Write the material out again in full, exactly.

(Data items)
· · · ·

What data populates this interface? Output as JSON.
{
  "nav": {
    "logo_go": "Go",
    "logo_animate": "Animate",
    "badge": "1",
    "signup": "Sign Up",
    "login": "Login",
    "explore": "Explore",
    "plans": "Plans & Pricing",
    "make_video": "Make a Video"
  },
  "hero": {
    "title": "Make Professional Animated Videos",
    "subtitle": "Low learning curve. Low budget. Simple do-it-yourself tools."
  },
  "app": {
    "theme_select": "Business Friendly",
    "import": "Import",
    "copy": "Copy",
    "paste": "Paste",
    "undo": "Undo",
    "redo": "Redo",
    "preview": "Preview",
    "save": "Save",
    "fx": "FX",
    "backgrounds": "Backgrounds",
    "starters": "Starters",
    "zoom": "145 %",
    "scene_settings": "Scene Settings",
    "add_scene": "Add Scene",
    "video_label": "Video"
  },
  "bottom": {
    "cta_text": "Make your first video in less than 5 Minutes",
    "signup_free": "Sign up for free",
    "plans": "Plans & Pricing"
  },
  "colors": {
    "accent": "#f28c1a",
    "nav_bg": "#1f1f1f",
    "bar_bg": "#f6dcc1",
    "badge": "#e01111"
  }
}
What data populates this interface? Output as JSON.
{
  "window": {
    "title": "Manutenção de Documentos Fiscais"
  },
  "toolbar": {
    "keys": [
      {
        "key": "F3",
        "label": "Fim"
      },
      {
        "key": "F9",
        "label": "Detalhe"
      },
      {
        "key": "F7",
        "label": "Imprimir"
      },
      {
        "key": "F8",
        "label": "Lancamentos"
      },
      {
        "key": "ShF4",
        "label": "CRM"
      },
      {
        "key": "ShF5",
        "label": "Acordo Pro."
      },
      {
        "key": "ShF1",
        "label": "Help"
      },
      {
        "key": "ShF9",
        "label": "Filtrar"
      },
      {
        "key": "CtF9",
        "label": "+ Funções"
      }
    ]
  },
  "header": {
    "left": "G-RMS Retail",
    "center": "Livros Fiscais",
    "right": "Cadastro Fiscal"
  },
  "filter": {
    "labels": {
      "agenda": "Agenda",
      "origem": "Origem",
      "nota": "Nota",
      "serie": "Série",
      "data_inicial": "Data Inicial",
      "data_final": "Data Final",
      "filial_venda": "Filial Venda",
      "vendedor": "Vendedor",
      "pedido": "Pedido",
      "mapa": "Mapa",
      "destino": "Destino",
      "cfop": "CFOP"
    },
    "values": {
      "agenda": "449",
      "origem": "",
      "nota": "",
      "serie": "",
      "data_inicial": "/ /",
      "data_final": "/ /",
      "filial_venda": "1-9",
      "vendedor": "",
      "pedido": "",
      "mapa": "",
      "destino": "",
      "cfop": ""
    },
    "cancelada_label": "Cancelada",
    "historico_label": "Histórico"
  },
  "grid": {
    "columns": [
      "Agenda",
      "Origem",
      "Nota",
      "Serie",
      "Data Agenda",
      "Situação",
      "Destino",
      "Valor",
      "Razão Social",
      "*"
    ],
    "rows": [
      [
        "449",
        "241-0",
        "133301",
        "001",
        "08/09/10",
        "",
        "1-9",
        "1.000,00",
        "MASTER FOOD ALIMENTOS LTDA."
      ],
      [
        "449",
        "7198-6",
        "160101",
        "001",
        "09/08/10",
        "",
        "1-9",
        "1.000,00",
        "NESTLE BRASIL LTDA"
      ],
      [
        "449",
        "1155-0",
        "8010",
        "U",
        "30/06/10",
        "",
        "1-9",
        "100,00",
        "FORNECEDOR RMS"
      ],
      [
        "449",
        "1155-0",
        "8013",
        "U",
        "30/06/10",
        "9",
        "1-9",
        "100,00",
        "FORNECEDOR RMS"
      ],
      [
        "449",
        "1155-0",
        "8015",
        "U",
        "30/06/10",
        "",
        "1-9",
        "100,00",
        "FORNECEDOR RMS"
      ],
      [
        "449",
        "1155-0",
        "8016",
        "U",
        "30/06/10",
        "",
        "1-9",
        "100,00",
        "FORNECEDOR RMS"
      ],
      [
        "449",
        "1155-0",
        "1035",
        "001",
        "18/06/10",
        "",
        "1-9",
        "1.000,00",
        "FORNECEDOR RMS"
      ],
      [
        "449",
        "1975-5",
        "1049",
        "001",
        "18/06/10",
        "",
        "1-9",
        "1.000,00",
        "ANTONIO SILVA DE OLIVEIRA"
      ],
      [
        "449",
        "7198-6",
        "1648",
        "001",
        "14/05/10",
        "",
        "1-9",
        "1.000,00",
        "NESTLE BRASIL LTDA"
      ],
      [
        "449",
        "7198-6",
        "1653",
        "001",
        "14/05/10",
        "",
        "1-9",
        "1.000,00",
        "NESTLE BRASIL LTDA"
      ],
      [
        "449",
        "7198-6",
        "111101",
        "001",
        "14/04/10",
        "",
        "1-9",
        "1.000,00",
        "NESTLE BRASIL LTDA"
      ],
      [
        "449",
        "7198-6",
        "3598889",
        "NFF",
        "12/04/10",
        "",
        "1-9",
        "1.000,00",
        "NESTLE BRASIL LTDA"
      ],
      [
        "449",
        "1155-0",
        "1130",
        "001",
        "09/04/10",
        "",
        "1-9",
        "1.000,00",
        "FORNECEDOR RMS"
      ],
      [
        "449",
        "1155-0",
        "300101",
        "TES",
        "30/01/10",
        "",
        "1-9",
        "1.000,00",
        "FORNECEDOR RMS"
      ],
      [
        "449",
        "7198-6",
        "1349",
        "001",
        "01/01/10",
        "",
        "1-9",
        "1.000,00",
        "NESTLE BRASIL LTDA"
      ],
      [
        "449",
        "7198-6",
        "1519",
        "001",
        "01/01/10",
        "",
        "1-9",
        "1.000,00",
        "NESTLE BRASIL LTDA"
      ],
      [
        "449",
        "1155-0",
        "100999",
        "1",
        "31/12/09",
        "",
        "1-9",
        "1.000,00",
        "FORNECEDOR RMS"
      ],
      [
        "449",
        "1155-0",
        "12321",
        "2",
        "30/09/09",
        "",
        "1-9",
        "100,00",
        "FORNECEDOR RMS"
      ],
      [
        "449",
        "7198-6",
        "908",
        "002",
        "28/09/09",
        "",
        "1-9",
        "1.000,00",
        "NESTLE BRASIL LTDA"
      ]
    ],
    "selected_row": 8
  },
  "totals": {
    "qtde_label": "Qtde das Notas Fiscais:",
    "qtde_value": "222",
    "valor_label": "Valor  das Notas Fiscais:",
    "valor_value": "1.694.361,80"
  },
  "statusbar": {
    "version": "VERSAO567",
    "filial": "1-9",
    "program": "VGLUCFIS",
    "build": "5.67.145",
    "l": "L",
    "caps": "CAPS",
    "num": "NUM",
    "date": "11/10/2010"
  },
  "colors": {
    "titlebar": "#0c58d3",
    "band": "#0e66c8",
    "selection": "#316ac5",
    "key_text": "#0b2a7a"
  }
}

· · · ·

### [FULL SOLUTION]
What data populates this interface? Output as JSON.
{
  "nav": {
    "logo_go": "Go",
    "logo_animate": "Animate",
    "badge": "1",
    "signup": "Sign Up",
    "login": "Login",
    "explore": "Explore",
    "plans": "Plans & Pricing",
    "make_video": "Make a Video"
  },
  "hero": {
    "title": "Make Professional Animated Videos",
    "subtitle": "Low learning curve. Low budget. Simple do-it-yourself tools."
  },
  "app": {
    "theme_select": "Business Friendly",
    "import": "Import",
    "copy": "Copy",
    "paste": "Paste",
    "undo": "Undo",
    "redo": "Redo",
    "preview": "Preview",
    "save": "Save",
    "fx": "FX",
    "backgrounds": "Backgrounds",
    "starters": "Starters",
    "zoom": "145 %",
    "scene_settings": "Scene Settings",
    "add_scene": "Add Scene",
    "video_label": "Video"
  },
  "bottom": {
    "cta_text": "Make your first video in less than 5 Minutes",
    "signup_free": "Sign up for free",
    "plans": "Plans & Pricing"
  },
  "colors": {
    "accent": "#f28c1a",
    "nav_bg": "#1f1f1f",
    "bar_bg": "#f6dcc1",
    "badge": "#e01111"
  }
}
What data populates this interface? Output as JSON.
{
  "window": {
    "title": "Manutenção de Documentos Fiscais"
  },
  "toolbar": {
    "keys": [
      {
        "key": "F3",
        "label": "Fim"
      },
      {
        "key": "F9",
        "label": "Detalhe"
      },
      {
        "key": "F7",
        "label": "Imprimir"
      },
      {
        "key": "F8",
        "label": "Lancamentos"
      },
      {
        "key": "ShF4",
        "label": "CRM"
      },
      {
        "key": "ShF5",
        "label": "Acordo Pro."
      },
      {
        "key": "ShF1",
        "label": "Help"
      },
      {
        "key": "ShF9",
        "label": "Filtrar"
      },
      {
        "key": "CtF9",
        "label": "+ Funções"
      }
    ]
  },
  "header": {
    "left": "G-RMS Retail",
    "center": "Livros Fiscais",
    "right": "Cadastro Fiscal"
  },
  "filter": {
    "labels": {
      "agenda": "Agenda",
      "origem": "Origem",
      "nota": "Nota",
      "serie": "Série",
      "data_inicial": "Data Inicial",
      "data_final": "Data Final",
      "filial_venda": "Filial Venda",
      "vendedor": "Vendedor",
      "pedido": "Pedido",
      "mapa": "Mapa",
      "destino": "Destino",
      "cfop": "CFOP"
    },
    "values": {
      "agenda": "449",
      "origem": "",
      "nota": "",
      "serie": "",
      "data_inicial": "/ /",
      "data_final": "/ /",
      "filial_venda": "1-9",
      "vendedor": "",
      "pedido": "",
      "mapa": "",
      "destino": "",
      "cfop": ""
    },
    "cancelada_label": "Cancelada",
    "historico_label": "Histórico"
  },
  "grid": {
    "columns": [
      "Agenda",
      "Origem",
      "Nota",
      "Serie",
      "Data Agenda",
      "Situação",
      "Destino",
      "Valor",
      "Razão Social",
      "*"
    ],
    "rows": [
      [
        "449",
        "241-0",
        "133301",
        "001",
        "08/09/10",
        "",
        "1-9",
        "1.000,00",
        "MASTER FOOD ALIMENTOS LTDA."
      ],
      [
        "449",
        "7198-6",
        "160101",
        "001",
        "09/08/10",
        "",
        "1-9",
        "1.000,00",
        "NESTLE BRASIL LTDA"
      ],
      [
        "449",
        "1155-0",
        "8010",
        "U",
        "30/06/10",
        "",
        "1-9",
        "100,00",
        "FORNECEDOR RMS"
      ],
      [
        "449",
        "1155-0",
        "8013",
        "U",
        "30/06/10",
        "9",
        "1-9",
        "100,00",
        "FORNECEDOR RMS"
      ],
      [
        "449",
        "1155-0",
        "8015",
        "U",
        "30/06/10",
        "",
        "1-9",
        "100,00",
        "FORNECEDOR RMS"
      ],
      [
        "449",
        "1155-0",
        "8016",
        "U",
        "30/06/10",
        "",
        "1-9",
        "100,00",
        "FORNECEDOR RMS"
      ],
      [
        "449",
        "1155-0",
        "1035",
        "001",
        "18/06/10",
        "",
        "1-9",
        "1.000,00",
        "FORNECEDOR RMS"
      ],
      [
        "449",
        "1975-5",
        "1049",
        "001",
        "18/06/10",
        "",
        "1-9",
        "1.000,00",
        "ANTONIO SILVA DE OLIVEIRA"
      ],
      [
        "449",
        "7198-6",
        "1648",
        "001",
        "14/05/10",
        "",
        "1-9",
        "1.000,00",
        "NESTLE BRASIL LTDA"
      ],
      [
        "449",
        "7198-6",
        "1653",
        "001",
        "14/05/10",
        "",
        "1-9",
        "1.000,00",
        "NESTLE BRASIL LTDA"
      ],
      [
        "449",
        "7198-6",
        "111101",
        "001",
        "14/04/10",
        "",
        "1-9",
        "1.000,00",
        "NESTLE BRASIL LTDA"
      ],
      [
        "449",
        "7198-6",
        "3598889",
        "NFF",
        "12/04/10",
        "",
        "1-9",
        "1.000,00",
        "NESTLE BRASIL LTDA"
      ],
      [
        "449",
        "1155-0",
        "1130",
        "001",
        "09/04/10",
        "",
        "1-9",
        "1.000,00",
        "FORNECEDOR RMS"
      ],
      [
        "449",
        "1155-0",
        "300101",
        "TES",
        "30/01/10",
        "",
        "1-9",
        "1.000,00",
        "FORNECEDOR RMS"
      ],
      [
        "449",
        "7198-6",
        "1349",
        "001",
        "01/01/10",
        "",
        "1-9",
        "1.000,00",
        "NESTLE BRASIL LTDA"
      ],
      [
        "449",
        "7198-6",
        "1519",
        "001",
        "01/01/10",
        "",
        "1-9",
        "1.000,00",
        "NESTLE BRASIL LTDA"
      ],
      [
        "449",
        "1155-0",
        "100999",
        "1",
        "31/12/09",
        "",
        "1-9",
        "1.000,00",
        "FORNECEDOR RMS"
      ],
      [
        "449",
        "1155-0",
        "12321",
        "2",
        "30/09/09",
        "",
        "1-9",
        "100,00",
        "FORNECEDOR RMS"
      ],
      [
        "449",
        "7198-6",
        "908",
        "002",
        "28/09/09",
        "",
        "1-9",
        "1.000,00",
        "NESTLE BRASIL LTDA"
      ]
    ],
    "selected_row": 8
  },
  "totals": {
    "qtde_label": "Qtde das Notas Fiscais:",
    "qtde_value": "222",
    "valor_label": "Valor  das Notas Fiscais:",
    "valor_value": "1.694.361,80"
  },
  "statusbar": {
    "version": "VERSAO567",
    "filial": "1-9",
    "program": "VGLUCFIS",
    "build": "5.67.145",
    "l": "L",
    "caps": "CAPS",
    "num": "NUM",
    "date": "11/10/2010"
  },
  "colors": {
    "titlebar": "#0c58d3",
    "band": "#0e66c8",
    "selection": "#316ac5",
    "key_text": "#0b2a7a"
  }
}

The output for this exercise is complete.